■ **WHAT THE TASK ASKS**
Search the data for the word "this" and copy every line where it occurs.

■ **TASK INPUTS**
* begin *

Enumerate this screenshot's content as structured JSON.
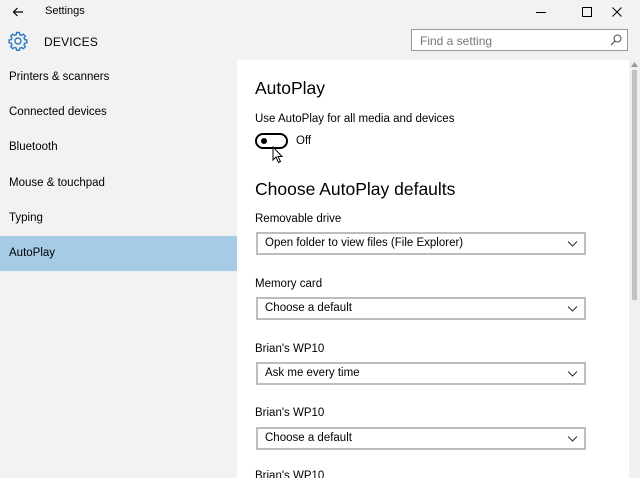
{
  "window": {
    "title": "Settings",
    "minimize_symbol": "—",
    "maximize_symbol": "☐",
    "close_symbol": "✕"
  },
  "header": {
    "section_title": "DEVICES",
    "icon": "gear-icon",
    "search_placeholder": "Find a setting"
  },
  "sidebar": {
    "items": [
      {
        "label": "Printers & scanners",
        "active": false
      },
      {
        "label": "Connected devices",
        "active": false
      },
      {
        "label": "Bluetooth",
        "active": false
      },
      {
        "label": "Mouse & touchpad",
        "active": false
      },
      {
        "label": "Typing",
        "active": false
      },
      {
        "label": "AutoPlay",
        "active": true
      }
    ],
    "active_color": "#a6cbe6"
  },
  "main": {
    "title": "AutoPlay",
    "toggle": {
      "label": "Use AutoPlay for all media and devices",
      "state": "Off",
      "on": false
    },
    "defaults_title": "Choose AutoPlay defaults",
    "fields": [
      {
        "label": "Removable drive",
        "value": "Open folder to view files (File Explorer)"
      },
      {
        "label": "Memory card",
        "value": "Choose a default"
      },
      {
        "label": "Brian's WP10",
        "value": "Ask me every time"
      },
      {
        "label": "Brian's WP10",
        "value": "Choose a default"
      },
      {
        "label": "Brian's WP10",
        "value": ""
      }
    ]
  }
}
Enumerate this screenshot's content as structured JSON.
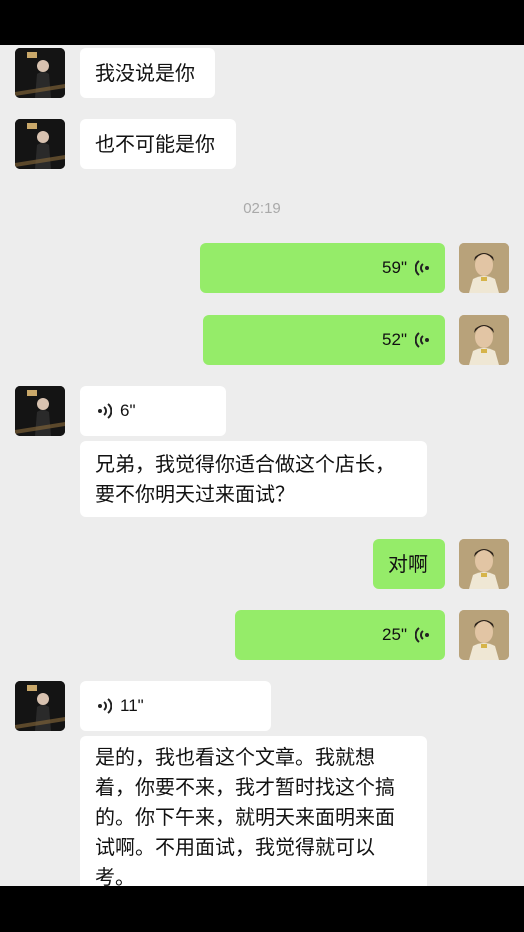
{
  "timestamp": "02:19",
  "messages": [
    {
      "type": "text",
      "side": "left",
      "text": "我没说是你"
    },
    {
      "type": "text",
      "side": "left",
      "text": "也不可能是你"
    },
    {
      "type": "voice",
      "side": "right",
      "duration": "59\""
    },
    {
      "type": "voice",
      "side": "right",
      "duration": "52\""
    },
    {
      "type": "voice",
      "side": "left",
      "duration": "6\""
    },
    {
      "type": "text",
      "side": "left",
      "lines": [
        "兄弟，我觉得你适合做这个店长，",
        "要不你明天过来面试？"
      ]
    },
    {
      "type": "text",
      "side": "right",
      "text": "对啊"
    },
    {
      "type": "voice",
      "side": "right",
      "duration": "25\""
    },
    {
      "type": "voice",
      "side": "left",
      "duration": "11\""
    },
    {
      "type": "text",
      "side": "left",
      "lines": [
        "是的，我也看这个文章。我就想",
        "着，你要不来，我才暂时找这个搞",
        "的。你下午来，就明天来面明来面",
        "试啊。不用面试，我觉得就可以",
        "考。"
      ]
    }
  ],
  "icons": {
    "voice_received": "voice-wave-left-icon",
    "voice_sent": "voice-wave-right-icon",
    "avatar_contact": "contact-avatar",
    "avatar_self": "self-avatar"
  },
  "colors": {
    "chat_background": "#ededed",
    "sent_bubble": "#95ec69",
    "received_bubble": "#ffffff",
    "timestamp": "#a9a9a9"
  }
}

* end *
* begin *

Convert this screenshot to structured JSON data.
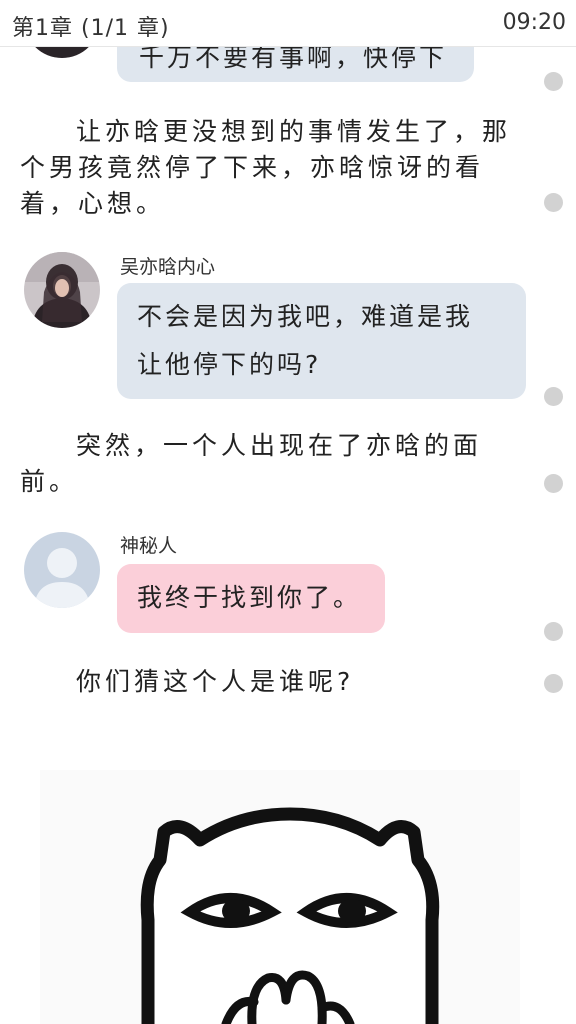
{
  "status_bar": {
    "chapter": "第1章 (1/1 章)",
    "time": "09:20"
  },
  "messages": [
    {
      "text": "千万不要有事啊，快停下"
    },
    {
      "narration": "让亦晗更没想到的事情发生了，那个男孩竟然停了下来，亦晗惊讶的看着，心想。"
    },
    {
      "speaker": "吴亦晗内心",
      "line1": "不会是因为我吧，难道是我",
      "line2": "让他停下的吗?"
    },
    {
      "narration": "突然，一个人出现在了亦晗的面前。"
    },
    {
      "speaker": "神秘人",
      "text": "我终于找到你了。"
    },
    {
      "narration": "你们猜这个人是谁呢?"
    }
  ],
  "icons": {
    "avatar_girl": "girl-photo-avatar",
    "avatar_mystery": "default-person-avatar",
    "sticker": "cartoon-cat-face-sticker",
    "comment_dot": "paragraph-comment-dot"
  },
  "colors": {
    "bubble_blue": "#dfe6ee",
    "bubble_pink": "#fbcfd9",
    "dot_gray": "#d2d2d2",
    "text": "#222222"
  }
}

* end *
* begin *

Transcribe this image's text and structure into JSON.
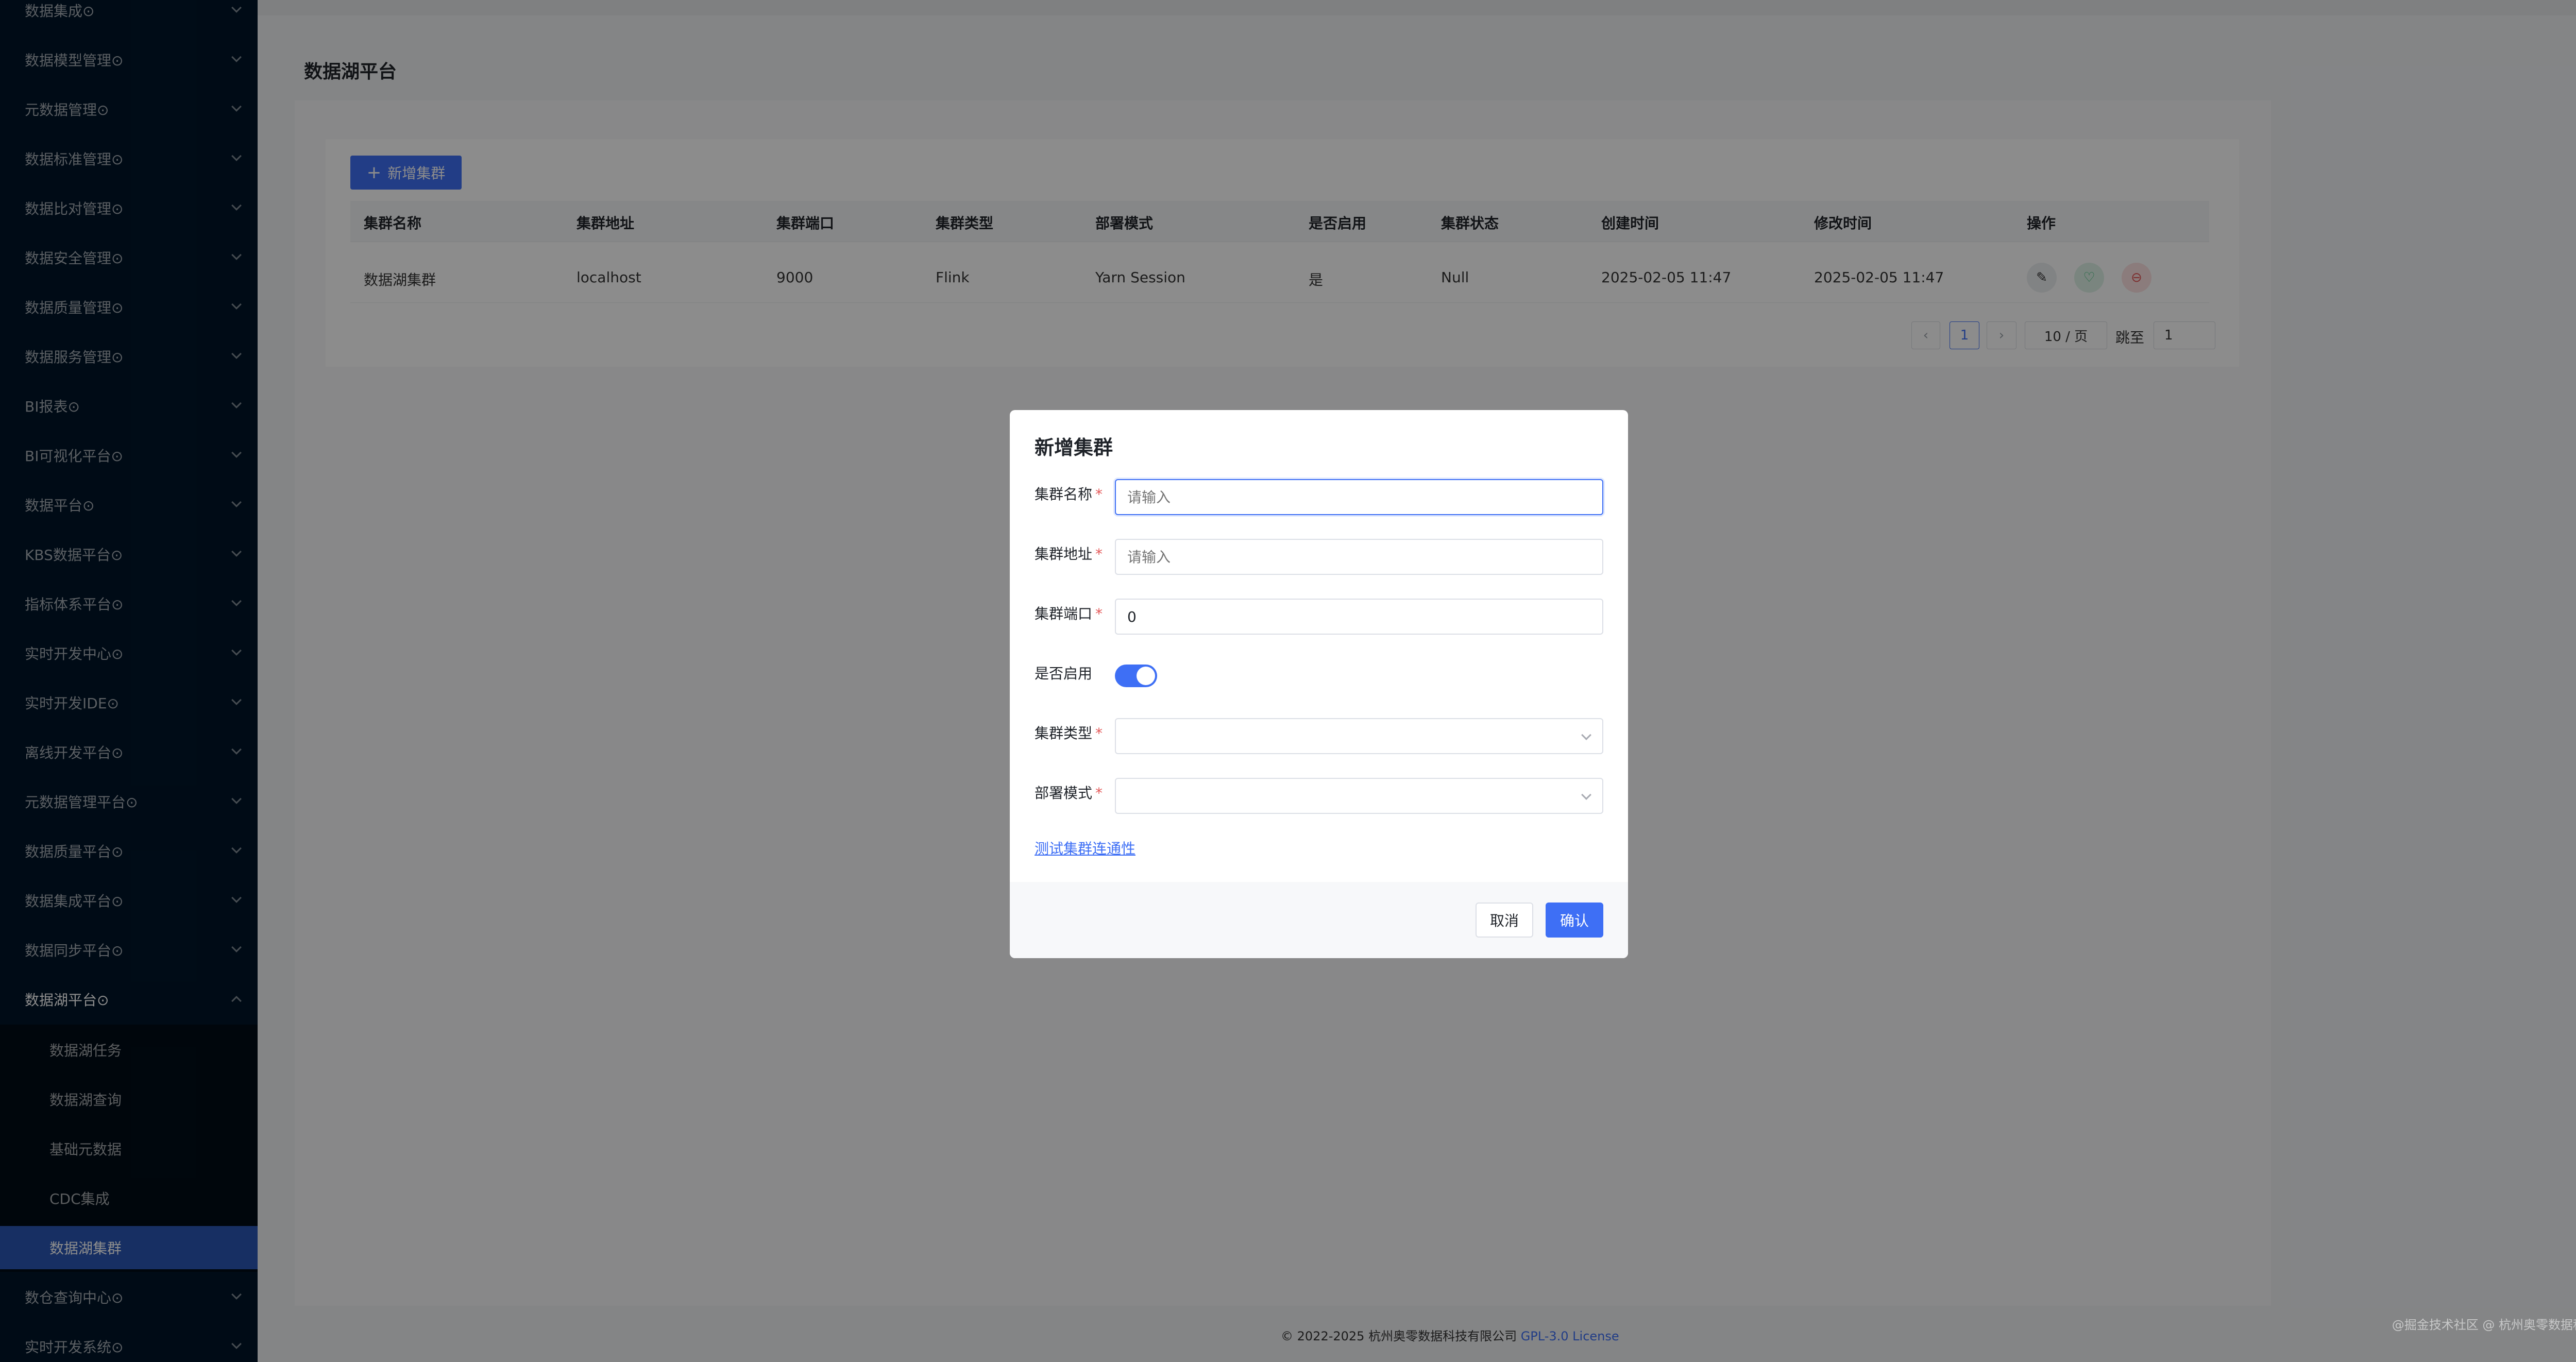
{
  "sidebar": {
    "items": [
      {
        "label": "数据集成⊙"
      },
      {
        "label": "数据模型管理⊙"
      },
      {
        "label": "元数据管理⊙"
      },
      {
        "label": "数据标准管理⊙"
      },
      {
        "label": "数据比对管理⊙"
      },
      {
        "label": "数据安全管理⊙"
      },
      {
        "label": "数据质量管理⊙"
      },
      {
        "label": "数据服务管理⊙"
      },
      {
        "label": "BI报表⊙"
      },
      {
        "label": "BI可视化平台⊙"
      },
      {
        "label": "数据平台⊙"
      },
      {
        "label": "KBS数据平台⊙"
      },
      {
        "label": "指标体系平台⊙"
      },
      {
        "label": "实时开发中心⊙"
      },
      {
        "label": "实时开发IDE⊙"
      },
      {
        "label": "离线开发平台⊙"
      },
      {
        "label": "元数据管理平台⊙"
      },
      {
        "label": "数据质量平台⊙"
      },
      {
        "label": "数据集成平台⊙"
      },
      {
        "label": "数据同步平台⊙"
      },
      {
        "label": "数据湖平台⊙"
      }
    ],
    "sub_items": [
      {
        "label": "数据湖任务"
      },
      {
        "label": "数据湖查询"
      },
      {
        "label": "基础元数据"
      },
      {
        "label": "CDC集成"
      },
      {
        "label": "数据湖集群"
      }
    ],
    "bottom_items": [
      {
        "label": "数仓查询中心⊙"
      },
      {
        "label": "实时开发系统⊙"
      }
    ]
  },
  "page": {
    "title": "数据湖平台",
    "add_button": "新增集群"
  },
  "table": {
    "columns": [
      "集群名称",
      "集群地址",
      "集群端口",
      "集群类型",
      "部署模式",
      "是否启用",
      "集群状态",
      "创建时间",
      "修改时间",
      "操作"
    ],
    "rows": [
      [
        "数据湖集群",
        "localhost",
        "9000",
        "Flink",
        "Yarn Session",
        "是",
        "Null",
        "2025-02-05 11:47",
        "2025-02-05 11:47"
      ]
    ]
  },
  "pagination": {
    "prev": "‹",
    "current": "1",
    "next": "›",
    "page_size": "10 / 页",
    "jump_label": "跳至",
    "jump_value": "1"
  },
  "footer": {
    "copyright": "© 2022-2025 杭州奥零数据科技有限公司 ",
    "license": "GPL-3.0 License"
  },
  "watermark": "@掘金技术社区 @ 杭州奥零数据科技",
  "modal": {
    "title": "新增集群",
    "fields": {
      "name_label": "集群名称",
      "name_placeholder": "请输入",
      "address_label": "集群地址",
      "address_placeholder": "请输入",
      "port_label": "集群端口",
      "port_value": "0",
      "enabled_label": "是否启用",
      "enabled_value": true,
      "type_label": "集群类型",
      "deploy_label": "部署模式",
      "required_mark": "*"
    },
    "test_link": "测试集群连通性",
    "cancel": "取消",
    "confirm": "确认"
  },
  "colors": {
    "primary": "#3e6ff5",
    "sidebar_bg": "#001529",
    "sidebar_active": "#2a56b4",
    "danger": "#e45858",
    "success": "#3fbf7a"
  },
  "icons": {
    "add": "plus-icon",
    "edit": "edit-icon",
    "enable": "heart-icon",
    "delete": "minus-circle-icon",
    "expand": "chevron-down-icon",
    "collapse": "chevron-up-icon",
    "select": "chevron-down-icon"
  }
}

* end *

■ **ANSWER**
Enumerate this screenshot's content as structured JSON.
Enumerate this screenshot's content as structured JSON.
Convert this screenshot to structured JSON data.
Transcribe this image's text and structure into JSON.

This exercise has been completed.